- EXERCISE TASK -
Scan the records below. List lines holding "USFS".

- INPUT RECORDS -
__________________________________________________
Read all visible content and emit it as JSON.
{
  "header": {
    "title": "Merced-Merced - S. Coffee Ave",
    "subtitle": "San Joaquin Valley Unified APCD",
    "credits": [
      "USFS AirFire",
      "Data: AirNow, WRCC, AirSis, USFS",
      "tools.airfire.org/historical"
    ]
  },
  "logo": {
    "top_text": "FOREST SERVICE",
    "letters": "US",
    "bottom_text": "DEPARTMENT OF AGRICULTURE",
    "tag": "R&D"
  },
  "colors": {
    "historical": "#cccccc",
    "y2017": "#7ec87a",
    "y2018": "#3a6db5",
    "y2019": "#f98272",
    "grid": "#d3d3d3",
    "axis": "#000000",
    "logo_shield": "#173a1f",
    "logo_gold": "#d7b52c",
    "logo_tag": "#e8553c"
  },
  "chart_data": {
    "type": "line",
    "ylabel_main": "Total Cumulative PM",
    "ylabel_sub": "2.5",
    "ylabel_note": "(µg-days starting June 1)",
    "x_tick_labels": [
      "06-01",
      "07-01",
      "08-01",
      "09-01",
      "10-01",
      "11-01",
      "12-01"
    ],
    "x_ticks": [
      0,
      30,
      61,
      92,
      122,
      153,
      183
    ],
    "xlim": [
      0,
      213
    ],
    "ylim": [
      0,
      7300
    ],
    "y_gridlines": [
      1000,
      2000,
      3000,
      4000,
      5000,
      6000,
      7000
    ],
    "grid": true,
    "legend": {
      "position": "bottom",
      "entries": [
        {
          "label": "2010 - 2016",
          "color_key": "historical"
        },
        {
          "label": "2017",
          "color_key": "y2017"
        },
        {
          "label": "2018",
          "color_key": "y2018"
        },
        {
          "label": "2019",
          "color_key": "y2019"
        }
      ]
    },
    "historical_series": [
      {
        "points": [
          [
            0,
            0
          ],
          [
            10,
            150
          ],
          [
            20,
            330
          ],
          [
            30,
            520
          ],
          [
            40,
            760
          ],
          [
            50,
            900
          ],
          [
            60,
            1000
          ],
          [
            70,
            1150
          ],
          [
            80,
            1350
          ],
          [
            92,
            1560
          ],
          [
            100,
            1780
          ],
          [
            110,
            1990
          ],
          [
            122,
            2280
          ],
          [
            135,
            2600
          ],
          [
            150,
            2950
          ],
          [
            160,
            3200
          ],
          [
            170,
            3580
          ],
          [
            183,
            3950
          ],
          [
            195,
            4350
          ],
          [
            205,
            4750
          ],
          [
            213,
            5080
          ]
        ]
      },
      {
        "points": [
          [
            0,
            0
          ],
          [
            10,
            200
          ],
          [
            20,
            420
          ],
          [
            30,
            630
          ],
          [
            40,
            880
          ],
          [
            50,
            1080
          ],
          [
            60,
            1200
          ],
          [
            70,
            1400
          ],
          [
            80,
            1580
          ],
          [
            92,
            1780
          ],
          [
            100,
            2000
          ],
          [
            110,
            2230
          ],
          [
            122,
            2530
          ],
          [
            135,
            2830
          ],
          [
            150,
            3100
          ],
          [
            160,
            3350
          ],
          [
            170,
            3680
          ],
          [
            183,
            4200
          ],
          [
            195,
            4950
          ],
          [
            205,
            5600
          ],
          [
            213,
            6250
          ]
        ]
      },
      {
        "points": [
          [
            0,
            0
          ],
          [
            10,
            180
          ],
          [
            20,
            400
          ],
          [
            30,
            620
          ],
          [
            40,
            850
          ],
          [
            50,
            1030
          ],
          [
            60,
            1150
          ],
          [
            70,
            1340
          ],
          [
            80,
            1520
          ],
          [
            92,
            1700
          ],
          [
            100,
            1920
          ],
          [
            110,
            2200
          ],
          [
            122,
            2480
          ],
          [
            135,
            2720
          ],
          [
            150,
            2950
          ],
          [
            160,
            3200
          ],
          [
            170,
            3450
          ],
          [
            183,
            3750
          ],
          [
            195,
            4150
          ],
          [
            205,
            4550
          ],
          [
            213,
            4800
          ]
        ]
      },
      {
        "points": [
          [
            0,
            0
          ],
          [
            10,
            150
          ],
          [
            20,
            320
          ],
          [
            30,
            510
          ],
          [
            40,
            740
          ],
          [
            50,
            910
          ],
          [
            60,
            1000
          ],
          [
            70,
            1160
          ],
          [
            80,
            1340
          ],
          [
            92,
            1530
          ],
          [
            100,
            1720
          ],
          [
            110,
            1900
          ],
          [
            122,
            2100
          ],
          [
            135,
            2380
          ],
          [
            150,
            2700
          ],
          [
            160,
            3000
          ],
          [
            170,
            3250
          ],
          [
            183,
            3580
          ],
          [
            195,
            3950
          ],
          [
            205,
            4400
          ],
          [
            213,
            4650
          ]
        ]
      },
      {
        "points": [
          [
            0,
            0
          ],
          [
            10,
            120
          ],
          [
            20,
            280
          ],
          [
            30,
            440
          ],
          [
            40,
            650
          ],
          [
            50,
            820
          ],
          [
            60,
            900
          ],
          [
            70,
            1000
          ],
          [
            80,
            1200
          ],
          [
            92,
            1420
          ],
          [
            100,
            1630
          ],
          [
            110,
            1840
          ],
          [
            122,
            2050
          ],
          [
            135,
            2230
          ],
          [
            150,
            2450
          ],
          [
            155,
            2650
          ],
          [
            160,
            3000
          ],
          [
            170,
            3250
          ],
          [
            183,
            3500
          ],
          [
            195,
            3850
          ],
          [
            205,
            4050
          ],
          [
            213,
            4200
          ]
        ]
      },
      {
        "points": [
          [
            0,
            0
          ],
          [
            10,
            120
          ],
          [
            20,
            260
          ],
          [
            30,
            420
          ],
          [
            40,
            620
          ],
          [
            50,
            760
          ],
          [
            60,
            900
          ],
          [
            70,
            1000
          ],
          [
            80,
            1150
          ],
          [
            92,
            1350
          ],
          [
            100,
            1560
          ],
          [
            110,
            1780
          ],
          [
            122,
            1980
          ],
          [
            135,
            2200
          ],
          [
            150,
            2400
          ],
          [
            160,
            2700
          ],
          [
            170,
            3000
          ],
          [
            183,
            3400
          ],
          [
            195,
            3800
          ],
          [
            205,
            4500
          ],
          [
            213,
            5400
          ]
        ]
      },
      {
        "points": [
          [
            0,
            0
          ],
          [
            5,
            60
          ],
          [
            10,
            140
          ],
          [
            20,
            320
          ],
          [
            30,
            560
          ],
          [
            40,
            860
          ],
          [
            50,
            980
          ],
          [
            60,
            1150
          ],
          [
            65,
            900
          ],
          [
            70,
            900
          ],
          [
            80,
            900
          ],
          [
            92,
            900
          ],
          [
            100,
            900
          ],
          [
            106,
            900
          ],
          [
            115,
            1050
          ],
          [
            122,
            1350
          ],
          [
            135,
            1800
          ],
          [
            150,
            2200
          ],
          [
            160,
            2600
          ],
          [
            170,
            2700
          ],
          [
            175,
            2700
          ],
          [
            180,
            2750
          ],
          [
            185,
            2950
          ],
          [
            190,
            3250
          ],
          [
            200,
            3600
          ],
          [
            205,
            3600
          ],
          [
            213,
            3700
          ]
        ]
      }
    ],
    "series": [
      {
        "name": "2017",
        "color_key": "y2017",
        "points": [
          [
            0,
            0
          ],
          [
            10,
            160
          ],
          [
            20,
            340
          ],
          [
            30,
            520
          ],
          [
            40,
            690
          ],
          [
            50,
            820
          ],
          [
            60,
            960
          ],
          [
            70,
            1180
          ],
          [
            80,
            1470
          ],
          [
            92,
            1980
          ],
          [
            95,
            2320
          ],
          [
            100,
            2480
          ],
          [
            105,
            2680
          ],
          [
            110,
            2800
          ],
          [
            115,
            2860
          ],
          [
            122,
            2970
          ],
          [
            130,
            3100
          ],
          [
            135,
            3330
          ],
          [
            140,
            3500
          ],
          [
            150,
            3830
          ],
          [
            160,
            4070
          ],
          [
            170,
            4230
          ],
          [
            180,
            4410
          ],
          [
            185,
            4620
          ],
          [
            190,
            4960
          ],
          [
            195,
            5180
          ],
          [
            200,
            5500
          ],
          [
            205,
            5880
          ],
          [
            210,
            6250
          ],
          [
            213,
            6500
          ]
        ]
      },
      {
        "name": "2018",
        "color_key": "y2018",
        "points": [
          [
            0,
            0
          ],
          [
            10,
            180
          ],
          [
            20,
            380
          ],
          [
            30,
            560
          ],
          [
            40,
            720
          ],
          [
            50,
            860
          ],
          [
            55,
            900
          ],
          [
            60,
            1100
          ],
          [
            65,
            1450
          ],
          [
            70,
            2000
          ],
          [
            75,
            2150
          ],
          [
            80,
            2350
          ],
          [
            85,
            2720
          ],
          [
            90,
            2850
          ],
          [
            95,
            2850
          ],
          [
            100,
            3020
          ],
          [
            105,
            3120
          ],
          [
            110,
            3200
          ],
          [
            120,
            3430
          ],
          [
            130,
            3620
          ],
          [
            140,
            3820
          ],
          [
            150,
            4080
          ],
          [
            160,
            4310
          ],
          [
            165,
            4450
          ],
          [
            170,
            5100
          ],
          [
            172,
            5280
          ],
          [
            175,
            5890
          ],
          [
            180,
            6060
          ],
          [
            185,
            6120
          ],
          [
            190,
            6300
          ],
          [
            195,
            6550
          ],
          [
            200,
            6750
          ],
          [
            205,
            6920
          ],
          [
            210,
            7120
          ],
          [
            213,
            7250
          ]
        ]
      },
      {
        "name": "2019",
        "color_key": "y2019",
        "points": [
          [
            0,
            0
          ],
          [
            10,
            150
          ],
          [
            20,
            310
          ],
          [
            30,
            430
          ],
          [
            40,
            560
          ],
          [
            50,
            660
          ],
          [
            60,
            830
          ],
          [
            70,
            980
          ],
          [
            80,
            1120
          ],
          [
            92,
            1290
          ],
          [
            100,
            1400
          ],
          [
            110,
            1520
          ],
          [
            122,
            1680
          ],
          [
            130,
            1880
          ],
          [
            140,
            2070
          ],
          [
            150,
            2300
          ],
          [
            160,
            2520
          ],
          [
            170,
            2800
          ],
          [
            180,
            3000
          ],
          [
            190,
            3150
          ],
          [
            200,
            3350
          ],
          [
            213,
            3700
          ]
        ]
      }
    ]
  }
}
__________________________________________________
- RESULT OF THE EXERCISE -
      "USFS AirFire",
      "Data: AirNow, WRCC, AirSis, USFS",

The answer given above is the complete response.